**WRITTEN EXERCISE**
Below are the records; pull every line that includes "mongodb".

>> START

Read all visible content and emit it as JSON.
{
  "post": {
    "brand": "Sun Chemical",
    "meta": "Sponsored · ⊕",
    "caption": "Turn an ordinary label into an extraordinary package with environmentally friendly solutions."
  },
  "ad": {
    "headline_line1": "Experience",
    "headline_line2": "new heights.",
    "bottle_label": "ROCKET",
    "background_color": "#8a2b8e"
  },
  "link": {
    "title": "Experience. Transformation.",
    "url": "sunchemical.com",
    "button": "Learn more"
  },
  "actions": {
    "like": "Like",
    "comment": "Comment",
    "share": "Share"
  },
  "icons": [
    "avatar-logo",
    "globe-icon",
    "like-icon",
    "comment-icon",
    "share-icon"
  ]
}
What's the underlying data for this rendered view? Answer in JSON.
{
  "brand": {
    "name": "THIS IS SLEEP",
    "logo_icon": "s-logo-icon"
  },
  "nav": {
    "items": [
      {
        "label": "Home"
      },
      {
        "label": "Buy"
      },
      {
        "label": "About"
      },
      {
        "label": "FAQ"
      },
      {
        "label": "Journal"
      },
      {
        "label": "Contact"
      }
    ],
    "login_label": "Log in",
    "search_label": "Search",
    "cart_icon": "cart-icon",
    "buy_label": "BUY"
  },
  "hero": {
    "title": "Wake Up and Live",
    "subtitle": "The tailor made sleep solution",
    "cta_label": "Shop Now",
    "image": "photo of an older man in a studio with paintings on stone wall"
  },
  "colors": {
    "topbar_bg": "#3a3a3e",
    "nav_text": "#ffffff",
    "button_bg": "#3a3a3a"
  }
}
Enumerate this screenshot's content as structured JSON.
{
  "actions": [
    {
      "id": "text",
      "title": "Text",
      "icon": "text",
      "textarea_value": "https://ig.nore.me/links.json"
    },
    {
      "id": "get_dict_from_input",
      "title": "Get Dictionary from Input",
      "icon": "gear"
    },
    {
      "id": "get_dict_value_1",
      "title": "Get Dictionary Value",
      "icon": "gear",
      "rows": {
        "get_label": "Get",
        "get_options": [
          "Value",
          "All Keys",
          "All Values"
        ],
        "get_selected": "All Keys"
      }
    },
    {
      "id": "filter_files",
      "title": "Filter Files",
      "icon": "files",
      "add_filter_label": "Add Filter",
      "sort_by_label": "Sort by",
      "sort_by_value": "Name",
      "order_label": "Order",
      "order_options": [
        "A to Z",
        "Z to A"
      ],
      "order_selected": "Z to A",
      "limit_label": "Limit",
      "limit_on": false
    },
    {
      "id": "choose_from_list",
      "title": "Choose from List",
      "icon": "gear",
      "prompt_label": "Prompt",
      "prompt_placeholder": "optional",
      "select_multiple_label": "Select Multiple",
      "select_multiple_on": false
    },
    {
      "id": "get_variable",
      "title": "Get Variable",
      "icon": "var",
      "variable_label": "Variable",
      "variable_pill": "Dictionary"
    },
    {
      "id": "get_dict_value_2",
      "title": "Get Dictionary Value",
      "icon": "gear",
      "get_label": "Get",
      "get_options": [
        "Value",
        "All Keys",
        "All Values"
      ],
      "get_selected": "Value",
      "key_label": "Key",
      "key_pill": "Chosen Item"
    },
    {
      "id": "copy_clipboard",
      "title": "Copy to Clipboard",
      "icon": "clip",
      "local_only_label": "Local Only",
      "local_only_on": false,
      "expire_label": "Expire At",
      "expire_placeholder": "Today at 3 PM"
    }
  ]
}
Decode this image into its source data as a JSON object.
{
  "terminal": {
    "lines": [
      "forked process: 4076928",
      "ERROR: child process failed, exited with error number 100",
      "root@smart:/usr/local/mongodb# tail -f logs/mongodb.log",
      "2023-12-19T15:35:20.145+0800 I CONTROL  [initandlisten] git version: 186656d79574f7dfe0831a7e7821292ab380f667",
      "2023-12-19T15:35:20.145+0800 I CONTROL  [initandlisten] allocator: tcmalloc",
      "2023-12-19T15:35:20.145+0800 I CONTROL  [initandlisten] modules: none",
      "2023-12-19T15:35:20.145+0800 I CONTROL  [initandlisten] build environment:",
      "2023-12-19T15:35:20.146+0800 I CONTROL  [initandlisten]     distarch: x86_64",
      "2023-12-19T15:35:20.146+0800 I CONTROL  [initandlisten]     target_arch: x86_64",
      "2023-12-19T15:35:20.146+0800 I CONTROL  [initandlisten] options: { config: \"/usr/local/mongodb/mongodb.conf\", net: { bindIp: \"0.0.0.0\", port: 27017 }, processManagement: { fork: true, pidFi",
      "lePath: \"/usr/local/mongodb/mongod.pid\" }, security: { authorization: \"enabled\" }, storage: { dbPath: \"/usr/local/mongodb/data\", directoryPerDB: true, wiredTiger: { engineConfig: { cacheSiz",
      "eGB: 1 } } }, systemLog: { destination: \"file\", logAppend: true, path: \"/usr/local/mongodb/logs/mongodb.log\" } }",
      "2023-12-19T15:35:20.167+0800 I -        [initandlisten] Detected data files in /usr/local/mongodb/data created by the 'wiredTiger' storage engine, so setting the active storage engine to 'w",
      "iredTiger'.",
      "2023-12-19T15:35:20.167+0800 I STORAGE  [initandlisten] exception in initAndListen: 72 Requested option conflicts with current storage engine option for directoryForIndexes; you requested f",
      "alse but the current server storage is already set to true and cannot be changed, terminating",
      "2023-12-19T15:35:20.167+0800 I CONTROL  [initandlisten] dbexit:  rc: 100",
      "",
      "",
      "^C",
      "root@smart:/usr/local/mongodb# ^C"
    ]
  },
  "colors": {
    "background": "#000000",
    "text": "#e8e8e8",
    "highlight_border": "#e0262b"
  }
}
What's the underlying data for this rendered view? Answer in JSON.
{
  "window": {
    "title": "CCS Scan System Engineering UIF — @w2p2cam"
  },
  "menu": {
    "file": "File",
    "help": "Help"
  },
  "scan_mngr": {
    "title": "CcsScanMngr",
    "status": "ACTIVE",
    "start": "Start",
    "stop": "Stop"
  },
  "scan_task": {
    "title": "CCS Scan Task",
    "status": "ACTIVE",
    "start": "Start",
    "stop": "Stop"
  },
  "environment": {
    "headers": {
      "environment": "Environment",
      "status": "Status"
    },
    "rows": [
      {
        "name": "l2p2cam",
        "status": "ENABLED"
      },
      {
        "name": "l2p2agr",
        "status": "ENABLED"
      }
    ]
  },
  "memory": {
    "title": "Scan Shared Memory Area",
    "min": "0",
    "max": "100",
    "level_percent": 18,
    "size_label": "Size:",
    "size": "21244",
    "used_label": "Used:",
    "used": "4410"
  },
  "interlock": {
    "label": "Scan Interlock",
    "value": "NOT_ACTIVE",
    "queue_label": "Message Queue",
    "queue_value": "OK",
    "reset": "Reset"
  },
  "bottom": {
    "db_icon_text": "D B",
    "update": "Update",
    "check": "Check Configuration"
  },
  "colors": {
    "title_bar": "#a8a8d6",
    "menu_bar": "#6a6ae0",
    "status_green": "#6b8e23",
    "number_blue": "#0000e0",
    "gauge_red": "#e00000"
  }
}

>> END

**SOLUTION FOR THIS TASK**
      "root@smart:/usr/local/mongodb# tail -f logs/mongodb.log",
      "2023-12-19T15:35:20.146+0800 I CONTROL  [initandlisten] options: { config: \"/usr/local/mongodb/mongodb.conf\", net: { bindIp: \"0.0.0.0\", port: 27017 }, processManagement: { fork: true, pidFi",
      "lePath: \"/usr/local/mongodb/mongod.pid\" }, security: { authorization: \"enabled\" }, storage: { dbPath: \"/usr/local/mongodb/data\", directoryPerDB: true, wiredTiger: { engineConfig: { cacheSiz",
      "eGB: 1 } } }, systemLog: { destination: \"file\", logAppend: true, path: \"/usr/local/mongodb/logs/mongodb.log\" } }",
      "2023-12-19T15:35:20.167+0800 I -        [initandlisten] Detected data files in /usr/local/mongodb/data created by the 'wiredTiger' storage engine, so setting the active storage engine to 'w",
      "root@smart:/usr/local/mongodb# ^C"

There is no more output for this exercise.